Go through the lines below. Copy those with "Income".

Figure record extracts
▼

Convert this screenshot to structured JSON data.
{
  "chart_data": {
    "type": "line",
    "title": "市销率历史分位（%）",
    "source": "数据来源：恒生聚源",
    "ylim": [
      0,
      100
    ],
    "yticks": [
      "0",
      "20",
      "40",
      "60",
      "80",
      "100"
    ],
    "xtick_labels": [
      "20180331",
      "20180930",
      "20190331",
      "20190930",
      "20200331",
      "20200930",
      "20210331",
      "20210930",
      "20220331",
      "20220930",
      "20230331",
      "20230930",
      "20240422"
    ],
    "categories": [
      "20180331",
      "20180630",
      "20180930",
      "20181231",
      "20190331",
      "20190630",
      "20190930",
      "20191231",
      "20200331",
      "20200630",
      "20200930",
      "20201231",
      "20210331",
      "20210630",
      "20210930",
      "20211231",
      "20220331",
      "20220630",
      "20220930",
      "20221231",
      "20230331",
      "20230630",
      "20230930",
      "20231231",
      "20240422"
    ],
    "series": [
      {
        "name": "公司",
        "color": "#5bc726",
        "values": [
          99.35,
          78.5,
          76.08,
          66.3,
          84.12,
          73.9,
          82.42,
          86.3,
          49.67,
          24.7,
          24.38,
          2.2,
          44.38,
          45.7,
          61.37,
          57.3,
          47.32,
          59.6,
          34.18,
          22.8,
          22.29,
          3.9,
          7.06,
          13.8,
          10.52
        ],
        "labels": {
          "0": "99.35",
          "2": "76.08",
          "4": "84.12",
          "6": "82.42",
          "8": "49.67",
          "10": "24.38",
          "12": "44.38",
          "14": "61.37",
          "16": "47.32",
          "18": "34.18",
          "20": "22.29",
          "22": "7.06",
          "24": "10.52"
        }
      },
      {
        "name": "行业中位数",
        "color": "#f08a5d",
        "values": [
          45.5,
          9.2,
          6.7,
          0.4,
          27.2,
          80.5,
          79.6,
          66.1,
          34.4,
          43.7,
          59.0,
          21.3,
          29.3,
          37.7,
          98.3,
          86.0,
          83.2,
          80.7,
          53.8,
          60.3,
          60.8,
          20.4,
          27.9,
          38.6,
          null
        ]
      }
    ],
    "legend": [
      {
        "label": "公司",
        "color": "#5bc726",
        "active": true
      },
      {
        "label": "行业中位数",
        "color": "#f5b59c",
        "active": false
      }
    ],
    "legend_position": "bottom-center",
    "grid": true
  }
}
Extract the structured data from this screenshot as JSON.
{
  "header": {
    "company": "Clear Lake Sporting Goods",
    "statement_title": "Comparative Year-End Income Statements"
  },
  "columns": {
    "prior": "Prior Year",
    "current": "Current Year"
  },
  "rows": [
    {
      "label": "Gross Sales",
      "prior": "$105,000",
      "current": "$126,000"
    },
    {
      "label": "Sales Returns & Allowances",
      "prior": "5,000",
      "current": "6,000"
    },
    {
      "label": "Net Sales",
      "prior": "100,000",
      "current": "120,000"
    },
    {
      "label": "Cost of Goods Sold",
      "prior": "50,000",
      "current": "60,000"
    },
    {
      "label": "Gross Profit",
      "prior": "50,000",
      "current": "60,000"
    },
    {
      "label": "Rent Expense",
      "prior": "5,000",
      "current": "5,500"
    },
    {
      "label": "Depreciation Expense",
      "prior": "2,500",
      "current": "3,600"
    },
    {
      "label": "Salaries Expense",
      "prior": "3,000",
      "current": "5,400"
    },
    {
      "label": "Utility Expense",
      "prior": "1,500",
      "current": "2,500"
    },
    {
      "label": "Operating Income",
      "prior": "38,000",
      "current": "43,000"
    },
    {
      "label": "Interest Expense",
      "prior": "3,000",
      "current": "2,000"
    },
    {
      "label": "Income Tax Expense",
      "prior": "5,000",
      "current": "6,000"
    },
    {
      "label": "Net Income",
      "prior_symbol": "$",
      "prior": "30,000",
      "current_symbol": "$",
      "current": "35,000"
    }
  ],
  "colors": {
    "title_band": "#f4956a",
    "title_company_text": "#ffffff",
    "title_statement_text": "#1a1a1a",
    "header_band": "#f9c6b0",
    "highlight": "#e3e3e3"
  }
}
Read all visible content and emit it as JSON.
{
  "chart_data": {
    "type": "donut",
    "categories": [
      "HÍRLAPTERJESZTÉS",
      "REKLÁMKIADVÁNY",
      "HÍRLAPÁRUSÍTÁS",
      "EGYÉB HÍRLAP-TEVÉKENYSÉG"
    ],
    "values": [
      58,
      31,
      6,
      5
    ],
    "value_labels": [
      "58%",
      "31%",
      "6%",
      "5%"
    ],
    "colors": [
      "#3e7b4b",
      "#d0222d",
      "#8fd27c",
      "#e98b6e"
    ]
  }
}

▲

» OUTPUT OF THE EXERCISE:
    "statement_title": "Comparative Year-End Income Statements"
      "label": "Operating Income",
      "label": "Income Tax Expense",
      "label": "Net Income",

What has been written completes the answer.